Part of a data file:

►

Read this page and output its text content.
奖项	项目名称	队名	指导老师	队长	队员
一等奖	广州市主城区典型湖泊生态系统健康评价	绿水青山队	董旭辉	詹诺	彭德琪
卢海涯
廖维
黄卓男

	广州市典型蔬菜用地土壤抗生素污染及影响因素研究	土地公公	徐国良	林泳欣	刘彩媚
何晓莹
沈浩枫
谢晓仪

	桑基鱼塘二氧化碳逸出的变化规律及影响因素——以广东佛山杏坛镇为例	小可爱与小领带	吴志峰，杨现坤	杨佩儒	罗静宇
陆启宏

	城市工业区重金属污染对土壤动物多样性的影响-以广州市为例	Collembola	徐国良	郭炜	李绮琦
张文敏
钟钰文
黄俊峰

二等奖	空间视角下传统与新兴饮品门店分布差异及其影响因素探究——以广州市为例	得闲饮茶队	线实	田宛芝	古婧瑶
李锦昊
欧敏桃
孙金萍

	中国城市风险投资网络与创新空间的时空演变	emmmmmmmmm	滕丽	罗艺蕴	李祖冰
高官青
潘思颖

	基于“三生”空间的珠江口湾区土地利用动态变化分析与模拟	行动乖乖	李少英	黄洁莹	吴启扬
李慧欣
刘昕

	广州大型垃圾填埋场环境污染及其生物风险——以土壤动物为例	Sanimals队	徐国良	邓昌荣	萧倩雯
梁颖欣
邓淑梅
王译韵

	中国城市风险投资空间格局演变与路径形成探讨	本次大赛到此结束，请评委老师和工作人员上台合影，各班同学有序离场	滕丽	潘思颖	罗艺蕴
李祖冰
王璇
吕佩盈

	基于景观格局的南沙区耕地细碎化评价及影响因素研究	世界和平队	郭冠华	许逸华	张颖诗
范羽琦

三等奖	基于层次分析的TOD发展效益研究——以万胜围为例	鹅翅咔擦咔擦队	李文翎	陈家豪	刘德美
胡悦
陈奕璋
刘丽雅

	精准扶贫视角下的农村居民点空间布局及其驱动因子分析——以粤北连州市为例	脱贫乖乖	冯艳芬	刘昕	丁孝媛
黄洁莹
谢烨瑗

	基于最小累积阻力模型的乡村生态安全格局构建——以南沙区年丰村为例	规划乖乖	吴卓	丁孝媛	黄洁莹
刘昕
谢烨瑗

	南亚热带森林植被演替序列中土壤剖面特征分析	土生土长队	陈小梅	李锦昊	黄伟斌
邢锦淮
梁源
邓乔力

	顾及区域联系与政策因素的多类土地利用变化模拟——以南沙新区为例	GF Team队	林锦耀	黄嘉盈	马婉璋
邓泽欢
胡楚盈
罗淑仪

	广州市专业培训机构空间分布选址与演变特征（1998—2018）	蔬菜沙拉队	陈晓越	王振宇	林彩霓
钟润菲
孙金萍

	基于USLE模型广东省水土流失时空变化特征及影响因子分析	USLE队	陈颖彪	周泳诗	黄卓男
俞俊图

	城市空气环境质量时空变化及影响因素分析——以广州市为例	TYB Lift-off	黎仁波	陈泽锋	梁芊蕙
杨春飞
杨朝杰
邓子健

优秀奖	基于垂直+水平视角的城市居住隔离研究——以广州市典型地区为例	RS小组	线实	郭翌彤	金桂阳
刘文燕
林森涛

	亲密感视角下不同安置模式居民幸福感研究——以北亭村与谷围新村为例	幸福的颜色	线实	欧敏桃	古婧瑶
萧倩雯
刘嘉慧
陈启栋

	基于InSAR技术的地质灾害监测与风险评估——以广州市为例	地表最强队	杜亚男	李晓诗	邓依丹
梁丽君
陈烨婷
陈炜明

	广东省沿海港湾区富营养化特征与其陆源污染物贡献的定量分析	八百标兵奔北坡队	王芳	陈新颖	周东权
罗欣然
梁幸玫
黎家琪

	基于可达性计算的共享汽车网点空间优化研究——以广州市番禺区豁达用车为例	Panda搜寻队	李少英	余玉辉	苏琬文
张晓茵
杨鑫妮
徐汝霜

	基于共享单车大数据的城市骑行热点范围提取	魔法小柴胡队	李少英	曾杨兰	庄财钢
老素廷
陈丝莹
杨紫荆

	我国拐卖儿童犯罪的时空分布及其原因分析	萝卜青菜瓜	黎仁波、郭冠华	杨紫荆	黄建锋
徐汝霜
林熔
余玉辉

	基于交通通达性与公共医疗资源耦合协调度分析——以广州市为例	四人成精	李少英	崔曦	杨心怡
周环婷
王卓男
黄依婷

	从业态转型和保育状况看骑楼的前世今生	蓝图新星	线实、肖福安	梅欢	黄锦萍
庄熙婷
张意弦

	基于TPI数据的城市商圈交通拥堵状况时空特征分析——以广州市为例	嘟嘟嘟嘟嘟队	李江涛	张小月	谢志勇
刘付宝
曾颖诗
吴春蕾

◄

→ **TASK REQUIREMENTS**: Using the records above, pull out each line where the word "以广州市为例" occurs.

→ **RESPONSE BELOW**:
	城市工业区重金属污染对土壤动物多样性的影响-以广州市为例	Collembola	徐国良	郭炜	李绮琦
二等奖	空间视角下传统与新兴饮品门店分布差异及其影响因素探究——以广州市为例	得闲饮茶队	线实	田宛芝	古婧瑶
	城市空气环境质量时空变化及影响因素分析——以广州市为例	TYB Lift-off	黎仁波	陈泽锋	梁芊蕙
	基于InSAR技术的地质灾害监测与风险评估——以广州市为例	地表最强队	杜亚男	李晓诗	邓依丹
	基于交通通达性与公共医疗资源耦合协调度分析——以广州市为例	四人成精	李少英	崔曦	杨心怡
	基于TPI数据的城市商圈交通拥堵状况时空特征分析——以广州市为例	嘟嘟嘟嘟嘟队	李江涛	张小月	谢志勇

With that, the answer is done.